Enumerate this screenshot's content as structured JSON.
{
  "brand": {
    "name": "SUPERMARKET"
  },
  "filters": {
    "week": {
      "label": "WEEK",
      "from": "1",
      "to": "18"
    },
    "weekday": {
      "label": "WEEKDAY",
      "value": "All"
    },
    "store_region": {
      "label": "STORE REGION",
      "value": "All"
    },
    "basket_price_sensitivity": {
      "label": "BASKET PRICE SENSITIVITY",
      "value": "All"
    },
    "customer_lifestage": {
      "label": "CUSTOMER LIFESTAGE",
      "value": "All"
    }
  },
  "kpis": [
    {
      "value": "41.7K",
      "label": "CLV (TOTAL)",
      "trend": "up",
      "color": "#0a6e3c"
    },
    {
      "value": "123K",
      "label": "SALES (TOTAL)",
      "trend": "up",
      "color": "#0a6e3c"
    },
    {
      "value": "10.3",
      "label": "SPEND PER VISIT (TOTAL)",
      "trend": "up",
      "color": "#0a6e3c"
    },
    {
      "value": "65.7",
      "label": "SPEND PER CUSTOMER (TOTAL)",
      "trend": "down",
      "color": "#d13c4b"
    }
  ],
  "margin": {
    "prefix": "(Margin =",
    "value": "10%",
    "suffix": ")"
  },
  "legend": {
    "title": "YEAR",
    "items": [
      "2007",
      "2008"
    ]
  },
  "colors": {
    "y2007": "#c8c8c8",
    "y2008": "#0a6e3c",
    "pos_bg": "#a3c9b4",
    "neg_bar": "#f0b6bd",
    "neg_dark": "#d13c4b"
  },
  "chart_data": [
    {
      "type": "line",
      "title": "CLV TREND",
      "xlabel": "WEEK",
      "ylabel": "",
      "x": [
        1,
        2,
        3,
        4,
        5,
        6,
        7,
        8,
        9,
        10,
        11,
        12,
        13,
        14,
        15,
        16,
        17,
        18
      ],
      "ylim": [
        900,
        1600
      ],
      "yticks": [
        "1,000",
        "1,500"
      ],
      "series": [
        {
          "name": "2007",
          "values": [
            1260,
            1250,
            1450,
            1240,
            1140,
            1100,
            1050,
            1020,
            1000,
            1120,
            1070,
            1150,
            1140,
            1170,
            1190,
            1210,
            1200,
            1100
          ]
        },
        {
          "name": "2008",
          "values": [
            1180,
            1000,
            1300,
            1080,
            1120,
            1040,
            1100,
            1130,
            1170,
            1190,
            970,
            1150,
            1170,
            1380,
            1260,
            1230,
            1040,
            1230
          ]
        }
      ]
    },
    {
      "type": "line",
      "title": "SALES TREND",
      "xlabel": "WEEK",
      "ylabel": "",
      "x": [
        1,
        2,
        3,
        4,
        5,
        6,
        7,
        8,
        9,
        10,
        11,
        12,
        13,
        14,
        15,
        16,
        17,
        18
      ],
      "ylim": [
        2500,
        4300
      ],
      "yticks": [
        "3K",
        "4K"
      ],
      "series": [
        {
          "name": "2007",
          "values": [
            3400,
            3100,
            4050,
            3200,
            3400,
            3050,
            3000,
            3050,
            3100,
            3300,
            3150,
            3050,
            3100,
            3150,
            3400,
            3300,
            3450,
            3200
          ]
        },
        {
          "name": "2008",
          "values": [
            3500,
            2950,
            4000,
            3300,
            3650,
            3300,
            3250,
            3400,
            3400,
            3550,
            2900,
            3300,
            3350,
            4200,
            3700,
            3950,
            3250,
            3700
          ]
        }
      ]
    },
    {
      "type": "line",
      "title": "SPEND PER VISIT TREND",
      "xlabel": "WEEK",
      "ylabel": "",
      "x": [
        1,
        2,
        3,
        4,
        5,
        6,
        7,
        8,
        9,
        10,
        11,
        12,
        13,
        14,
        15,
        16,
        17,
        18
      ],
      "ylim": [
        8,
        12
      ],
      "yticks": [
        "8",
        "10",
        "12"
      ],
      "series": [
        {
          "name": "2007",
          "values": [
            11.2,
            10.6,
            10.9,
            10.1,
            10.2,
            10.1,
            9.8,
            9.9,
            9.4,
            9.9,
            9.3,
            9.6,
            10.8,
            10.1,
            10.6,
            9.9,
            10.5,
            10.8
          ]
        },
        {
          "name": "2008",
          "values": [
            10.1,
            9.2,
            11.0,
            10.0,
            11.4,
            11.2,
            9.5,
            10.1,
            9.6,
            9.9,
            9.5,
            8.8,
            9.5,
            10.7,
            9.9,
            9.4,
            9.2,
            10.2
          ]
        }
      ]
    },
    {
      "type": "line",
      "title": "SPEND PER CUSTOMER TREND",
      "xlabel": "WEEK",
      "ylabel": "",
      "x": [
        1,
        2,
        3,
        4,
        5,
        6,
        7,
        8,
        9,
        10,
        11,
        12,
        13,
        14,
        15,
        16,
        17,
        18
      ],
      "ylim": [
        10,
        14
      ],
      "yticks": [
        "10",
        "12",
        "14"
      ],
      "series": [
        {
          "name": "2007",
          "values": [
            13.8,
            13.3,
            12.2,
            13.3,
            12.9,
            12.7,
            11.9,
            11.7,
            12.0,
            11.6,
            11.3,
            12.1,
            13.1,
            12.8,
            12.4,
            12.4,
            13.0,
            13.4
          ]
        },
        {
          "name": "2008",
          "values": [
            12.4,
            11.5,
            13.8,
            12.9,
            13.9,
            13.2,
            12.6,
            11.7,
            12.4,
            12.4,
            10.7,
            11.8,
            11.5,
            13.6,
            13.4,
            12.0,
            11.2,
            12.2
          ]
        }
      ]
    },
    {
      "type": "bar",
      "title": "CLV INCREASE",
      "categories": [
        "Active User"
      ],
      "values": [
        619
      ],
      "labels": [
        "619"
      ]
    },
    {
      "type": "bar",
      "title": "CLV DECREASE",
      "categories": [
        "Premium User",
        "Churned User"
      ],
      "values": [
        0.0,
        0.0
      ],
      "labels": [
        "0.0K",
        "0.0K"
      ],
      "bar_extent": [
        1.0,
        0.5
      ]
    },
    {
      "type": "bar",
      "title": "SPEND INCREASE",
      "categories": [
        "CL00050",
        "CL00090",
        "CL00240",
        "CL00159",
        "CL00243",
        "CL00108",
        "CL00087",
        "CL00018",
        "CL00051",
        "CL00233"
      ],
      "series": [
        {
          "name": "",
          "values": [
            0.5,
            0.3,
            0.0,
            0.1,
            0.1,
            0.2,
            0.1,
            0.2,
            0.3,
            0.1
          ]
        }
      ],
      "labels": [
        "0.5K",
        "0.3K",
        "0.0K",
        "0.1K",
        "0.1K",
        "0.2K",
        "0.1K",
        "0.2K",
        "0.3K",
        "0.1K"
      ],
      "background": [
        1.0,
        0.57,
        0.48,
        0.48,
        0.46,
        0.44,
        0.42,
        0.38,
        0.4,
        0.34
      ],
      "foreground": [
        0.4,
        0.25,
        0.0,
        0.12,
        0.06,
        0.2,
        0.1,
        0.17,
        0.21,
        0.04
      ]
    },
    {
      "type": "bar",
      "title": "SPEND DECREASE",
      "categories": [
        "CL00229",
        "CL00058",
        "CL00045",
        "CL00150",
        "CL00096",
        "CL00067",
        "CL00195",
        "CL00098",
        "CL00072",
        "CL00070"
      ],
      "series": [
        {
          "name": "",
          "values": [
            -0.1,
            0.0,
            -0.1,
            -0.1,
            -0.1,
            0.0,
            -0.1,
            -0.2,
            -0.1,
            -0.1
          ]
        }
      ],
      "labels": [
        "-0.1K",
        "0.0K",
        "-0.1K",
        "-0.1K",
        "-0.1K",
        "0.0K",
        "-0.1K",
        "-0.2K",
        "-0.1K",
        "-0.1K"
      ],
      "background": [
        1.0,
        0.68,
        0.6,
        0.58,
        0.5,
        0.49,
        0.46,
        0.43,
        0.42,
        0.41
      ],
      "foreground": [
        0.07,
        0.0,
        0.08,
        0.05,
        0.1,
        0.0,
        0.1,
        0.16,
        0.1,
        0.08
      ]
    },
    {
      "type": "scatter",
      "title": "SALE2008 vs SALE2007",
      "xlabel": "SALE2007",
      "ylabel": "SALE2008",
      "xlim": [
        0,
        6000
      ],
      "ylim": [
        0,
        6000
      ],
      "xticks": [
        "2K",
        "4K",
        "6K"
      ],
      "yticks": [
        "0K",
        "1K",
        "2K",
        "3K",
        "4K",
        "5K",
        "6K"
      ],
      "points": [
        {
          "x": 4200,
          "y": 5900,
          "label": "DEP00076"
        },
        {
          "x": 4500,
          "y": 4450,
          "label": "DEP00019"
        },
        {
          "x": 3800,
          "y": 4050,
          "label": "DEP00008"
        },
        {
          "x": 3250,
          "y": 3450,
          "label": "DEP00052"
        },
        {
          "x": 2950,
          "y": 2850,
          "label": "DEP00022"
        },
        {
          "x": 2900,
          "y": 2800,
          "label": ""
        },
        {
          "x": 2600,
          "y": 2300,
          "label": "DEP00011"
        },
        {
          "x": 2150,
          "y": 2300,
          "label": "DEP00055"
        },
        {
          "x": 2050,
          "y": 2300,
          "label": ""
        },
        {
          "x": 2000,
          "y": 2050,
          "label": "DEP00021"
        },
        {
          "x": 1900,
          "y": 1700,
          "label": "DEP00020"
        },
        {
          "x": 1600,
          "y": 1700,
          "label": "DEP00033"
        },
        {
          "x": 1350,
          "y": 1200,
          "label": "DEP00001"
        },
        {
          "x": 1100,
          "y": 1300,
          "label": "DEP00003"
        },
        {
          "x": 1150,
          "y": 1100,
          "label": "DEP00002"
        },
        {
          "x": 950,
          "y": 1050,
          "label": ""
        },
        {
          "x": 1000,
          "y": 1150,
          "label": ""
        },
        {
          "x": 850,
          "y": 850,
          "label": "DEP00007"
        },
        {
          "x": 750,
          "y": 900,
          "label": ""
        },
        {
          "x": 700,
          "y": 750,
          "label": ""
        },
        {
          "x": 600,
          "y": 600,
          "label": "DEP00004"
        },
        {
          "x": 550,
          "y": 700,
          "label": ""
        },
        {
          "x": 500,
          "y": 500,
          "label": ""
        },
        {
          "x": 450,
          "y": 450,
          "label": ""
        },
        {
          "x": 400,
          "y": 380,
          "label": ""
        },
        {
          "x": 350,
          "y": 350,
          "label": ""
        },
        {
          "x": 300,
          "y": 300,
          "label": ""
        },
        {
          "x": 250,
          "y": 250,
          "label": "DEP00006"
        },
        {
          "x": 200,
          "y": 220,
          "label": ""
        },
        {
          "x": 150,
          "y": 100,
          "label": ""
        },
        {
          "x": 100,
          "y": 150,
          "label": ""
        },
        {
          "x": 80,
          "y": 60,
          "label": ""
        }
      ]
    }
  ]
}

■ ■ ■

◆ Given task ◆
Using the entries above, return each line in which the word "TOTAL" occurs.

◆ Solution to this exercise ◆
      "label": "CLV (TOTAL)",
      "label": "SALES (TOTAL)",
      "label": "SPEND PER VISIT (TOTAL)",
      "label": "SPEND PER CUSTOMER (TOTAL)",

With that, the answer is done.